INSTRUCTIONS TO FOLLOW ->
Pictures stay out of the copy; restate everything else in the material exactly.
* begin STORED RECORDS *
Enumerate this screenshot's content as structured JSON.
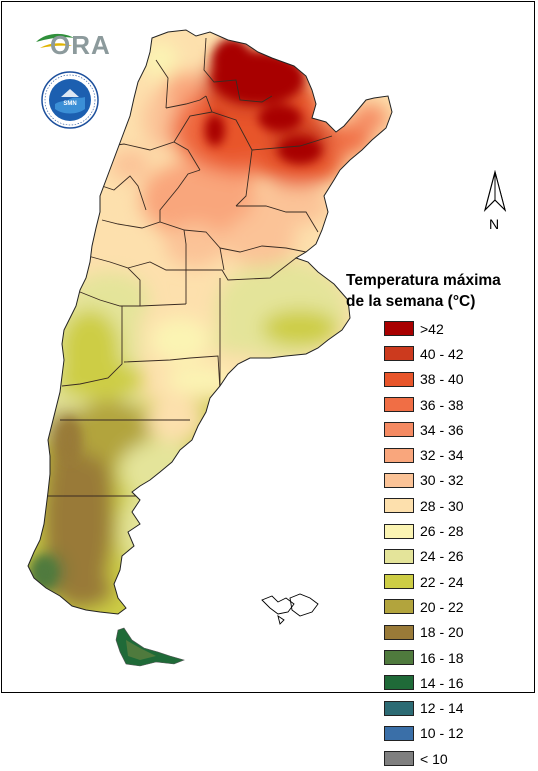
{
  "legend": {
    "title_line1": "Temperatura máxima",
    "title_line2": "de la semana (°C)",
    "classes": [
      {
        "label": ">42",
        "color": "#a80000"
      },
      {
        "label": "40 - 42",
        "color": "#cc3a1e"
      },
      {
        "label": "38 - 40",
        "color": "#e8552a"
      },
      {
        "label": "36 - 38",
        "color": "#f06e45"
      },
      {
        "label": "34 - 36",
        "color": "#f58a62"
      },
      {
        "label": "32 - 34",
        "color": "#f9a67c"
      },
      {
        "label": "30 - 32",
        "color": "#fbc397"
      },
      {
        "label": "28 - 30",
        "color": "#fde0ad"
      },
      {
        "label": "26 - 28",
        "color": "#fbf4b3"
      },
      {
        "label": "24 - 26",
        "color": "#e4e49a"
      },
      {
        "label": "22 - 24",
        "color": "#cdcd45"
      },
      {
        "label": "20 - 22",
        "color": "#b2a43d"
      },
      {
        "label": "18 - 20",
        "color": "#997a38"
      },
      {
        "label": "16 - 18",
        "color": "#4f7a3d"
      },
      {
        "label": "14 - 16",
        "color": "#1f6a38"
      },
      {
        "label": "12 - 14",
        "color": "#2c6b74"
      },
      {
        "label": "10 - 12",
        "color": "#3a6fa8"
      },
      {
        "label": "< 10",
        "color": "#7f7f7f"
      }
    ]
  },
  "logos": {
    "ora_word": "ORA",
    "seal_text": "SERVICIO METEOROLOGICO NACIONAL ARGENTINA"
  },
  "north_arrow": {
    "label": "N"
  }
}
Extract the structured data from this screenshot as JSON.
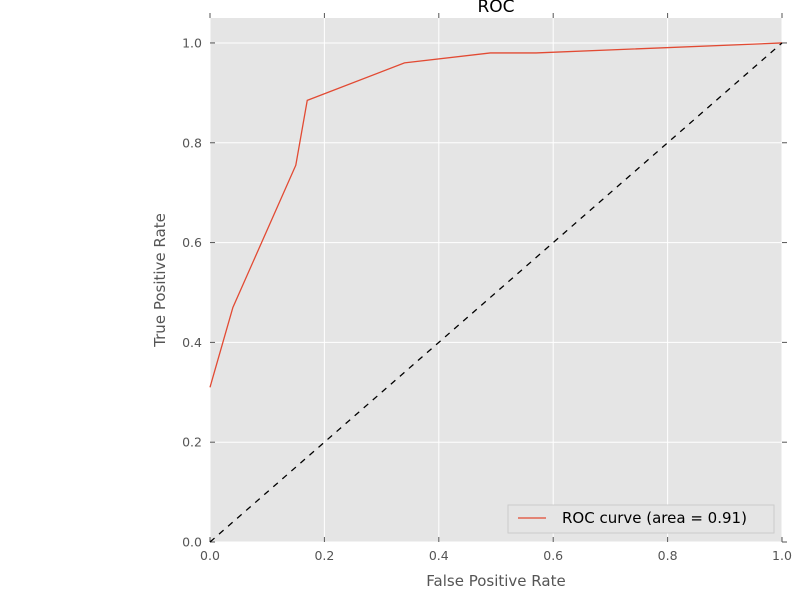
* end STORED RECORDS *
EXERCISE RESULT ->
Enumerate this screenshot's content as structured JSON.
{
  "legend": {
    "title_line1": "Temperatura máxima",
    "title_line2": "de la semana (°C)",
    "classes": [
      {
        "label": ">42",
        "color": "#a80000"
      },
      {
        "label": "40 - 42",
        "color": "#cc3a1e"
      },
      {
        "label": "38 - 40",
        "color": "#e8552a"
      },
      {
        "label": "36 - 38",
        "color": "#f06e45"
      },
      {
        "label": "34 - 36",
        "color": "#f58a62"
      },
      {
        "label": "32 - 34",
        "color": "#f9a67c"
      },
      {
        "label": "30 - 32",
        "color": "#fbc397"
      },
      {
        "label": "28 - 30",
        "color": "#fde0ad"
      },
      {
        "label": "26 - 28",
        "color": "#fbf4b3"
      },
      {
        "label": "24 - 26",
        "color": "#e4e49a"
      },
      {
        "label": "22 - 24",
        "color": "#cdcd45"
      },
      {
        "label": "20 - 22",
        "color": "#b2a43d"
      },
      {
        "label": "18 - 20",
        "color": "#997a38"
      },
      {
        "label": "16 - 18",
        "color": "#4f7a3d"
      },
      {
        "label": "14 - 16",
        "color": "#1f6a38"
      },
      {
        "label": "12 - 14",
        "color": "#2c6b74"
      },
      {
        "label": "10 - 12",
        "color": "#3a6fa8"
      },
      {
        "label": "< 10",
        "color": "#7f7f7f"
      }
    ]
  },
  "logos": {
    "ora_word": "ORA",
    "seal_text": "SERVICIO METEOROLOGICO NACIONAL ARGENTINA"
  },
  "north_arrow": {
    "label": "N"
  }
}
Extract the structured data from this screenshot as JSON.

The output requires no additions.